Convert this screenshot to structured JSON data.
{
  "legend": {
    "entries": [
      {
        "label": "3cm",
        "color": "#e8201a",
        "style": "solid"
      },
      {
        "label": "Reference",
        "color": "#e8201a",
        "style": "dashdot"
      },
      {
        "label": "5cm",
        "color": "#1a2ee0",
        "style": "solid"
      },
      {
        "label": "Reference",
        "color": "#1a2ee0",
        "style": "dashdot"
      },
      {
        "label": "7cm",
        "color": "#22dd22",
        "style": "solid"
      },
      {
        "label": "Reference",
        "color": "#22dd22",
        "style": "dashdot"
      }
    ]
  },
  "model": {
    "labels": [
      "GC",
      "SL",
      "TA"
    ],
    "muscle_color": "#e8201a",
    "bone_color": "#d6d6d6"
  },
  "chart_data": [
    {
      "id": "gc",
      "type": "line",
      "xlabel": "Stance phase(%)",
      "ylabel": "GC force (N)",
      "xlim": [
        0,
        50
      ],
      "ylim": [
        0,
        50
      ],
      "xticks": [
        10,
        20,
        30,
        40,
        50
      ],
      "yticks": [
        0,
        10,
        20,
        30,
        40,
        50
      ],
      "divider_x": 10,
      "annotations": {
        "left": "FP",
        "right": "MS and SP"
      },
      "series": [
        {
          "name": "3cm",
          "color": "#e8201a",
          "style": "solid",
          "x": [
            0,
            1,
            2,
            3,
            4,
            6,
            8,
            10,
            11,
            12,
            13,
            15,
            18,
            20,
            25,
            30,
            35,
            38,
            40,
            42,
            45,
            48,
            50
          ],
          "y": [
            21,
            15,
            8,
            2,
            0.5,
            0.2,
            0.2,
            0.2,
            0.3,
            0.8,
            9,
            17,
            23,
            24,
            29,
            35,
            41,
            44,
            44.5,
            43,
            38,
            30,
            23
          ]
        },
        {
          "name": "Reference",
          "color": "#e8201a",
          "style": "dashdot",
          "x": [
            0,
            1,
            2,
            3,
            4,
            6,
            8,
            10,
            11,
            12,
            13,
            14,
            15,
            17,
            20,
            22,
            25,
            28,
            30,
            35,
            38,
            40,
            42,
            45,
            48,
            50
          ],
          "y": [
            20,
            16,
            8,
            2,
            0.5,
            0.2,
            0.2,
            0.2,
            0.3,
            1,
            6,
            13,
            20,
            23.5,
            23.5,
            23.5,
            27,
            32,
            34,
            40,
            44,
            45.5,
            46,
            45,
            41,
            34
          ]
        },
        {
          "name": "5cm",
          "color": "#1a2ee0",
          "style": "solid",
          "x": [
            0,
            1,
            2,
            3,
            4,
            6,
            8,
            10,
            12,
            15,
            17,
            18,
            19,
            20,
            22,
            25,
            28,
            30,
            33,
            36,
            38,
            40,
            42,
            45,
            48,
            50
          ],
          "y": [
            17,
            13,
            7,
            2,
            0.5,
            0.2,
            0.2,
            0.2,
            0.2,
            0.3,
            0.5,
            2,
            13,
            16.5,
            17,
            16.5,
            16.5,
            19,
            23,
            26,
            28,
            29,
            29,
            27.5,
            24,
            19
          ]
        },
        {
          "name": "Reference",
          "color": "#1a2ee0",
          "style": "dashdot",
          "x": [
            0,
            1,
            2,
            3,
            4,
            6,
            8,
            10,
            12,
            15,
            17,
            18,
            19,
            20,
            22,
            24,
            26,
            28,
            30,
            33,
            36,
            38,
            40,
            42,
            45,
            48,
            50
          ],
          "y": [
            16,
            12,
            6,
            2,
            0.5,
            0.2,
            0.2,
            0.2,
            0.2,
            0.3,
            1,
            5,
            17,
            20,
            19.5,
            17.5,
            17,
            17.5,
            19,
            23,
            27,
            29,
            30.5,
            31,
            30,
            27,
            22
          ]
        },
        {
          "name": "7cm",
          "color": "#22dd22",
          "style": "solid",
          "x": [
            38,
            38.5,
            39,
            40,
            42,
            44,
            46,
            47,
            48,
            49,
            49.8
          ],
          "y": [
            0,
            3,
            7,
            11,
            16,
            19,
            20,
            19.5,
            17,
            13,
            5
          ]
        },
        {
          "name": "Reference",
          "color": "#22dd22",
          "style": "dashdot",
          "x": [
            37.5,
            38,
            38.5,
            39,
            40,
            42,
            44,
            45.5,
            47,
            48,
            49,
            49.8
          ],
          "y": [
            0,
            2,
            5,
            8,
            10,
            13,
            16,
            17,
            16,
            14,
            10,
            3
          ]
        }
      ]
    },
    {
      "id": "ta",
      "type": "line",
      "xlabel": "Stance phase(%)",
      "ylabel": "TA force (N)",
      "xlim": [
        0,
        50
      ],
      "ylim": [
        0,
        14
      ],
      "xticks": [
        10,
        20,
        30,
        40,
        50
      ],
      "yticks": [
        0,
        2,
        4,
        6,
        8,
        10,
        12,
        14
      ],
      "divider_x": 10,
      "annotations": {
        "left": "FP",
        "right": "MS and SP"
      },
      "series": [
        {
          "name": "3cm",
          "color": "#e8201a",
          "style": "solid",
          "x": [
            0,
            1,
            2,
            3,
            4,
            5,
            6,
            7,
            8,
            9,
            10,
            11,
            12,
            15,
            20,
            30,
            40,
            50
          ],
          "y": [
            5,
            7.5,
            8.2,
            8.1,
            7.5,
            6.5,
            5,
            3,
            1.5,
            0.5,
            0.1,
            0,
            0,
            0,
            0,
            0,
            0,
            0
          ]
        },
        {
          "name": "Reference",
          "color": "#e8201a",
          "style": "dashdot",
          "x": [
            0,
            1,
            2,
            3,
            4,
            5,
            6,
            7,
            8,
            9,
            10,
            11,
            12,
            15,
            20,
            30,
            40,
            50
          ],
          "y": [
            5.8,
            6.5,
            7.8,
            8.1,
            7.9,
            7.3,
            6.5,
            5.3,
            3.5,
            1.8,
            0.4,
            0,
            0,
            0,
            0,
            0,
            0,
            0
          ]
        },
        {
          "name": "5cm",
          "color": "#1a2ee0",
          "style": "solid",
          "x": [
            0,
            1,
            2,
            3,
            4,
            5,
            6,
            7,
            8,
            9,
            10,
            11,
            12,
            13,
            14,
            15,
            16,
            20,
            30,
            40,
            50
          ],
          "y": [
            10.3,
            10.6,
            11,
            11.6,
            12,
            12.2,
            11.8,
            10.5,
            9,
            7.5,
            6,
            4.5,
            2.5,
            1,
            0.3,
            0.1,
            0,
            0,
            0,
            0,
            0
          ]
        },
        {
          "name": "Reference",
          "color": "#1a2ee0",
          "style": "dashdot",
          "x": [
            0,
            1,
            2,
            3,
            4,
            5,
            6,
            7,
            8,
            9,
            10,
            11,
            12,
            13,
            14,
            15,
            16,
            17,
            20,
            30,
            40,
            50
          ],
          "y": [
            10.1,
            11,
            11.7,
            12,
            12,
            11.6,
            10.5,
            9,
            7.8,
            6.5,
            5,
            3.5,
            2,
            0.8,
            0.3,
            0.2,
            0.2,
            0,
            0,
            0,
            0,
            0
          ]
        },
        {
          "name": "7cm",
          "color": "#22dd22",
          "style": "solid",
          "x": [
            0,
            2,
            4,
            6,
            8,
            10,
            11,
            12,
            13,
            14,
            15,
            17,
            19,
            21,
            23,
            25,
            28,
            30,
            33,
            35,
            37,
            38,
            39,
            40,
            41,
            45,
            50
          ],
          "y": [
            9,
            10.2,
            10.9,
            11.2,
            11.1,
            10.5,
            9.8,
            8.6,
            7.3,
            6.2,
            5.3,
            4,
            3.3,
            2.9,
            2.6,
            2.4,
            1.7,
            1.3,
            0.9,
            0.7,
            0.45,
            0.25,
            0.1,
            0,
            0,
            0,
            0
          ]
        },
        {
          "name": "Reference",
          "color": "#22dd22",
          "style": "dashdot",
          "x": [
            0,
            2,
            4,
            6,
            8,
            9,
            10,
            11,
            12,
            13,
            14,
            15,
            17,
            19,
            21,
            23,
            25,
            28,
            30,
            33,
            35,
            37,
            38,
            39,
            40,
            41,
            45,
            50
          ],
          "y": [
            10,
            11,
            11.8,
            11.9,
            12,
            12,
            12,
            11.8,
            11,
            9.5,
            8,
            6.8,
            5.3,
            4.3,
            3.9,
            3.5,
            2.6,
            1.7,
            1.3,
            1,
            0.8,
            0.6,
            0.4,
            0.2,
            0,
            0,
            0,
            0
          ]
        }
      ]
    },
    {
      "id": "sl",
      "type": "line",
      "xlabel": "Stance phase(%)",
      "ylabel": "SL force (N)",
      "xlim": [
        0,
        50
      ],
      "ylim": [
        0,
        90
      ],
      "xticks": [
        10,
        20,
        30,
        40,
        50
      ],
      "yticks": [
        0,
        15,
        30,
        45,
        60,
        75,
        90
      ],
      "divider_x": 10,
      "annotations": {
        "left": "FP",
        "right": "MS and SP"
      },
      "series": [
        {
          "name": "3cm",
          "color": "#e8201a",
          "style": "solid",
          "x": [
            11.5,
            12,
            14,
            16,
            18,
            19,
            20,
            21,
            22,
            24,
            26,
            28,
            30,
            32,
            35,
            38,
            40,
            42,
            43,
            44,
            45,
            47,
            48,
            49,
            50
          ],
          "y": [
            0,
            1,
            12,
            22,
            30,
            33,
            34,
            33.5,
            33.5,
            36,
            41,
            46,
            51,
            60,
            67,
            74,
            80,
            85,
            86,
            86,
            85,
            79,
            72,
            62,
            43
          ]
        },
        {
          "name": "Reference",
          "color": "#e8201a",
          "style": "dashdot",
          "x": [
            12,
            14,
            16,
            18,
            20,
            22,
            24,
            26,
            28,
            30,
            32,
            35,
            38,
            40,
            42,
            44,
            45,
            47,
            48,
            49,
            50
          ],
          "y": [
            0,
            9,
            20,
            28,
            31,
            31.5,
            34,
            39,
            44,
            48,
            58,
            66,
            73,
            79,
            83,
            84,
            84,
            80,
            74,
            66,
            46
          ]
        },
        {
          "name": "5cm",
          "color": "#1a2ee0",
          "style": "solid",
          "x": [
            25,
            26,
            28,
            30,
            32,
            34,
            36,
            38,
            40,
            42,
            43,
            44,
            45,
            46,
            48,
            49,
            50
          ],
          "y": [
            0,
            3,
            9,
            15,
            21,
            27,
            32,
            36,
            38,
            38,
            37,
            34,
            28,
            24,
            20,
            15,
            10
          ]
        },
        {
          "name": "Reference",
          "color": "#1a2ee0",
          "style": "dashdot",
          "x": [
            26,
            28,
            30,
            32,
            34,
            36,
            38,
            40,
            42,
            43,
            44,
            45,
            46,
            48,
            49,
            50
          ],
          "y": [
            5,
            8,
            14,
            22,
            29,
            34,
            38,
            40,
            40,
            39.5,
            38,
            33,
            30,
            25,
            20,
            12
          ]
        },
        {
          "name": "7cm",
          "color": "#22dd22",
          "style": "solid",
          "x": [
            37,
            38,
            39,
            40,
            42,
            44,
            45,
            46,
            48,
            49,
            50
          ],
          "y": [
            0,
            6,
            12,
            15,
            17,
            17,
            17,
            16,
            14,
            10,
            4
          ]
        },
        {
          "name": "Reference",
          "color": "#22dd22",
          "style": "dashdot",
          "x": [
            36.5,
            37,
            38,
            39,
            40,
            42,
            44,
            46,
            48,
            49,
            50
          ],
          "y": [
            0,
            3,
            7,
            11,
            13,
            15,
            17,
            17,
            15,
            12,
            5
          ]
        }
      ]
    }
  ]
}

* [Task description]:
Say how many lines above contain the string "force". Answer with the number only.

* [Full response]:
3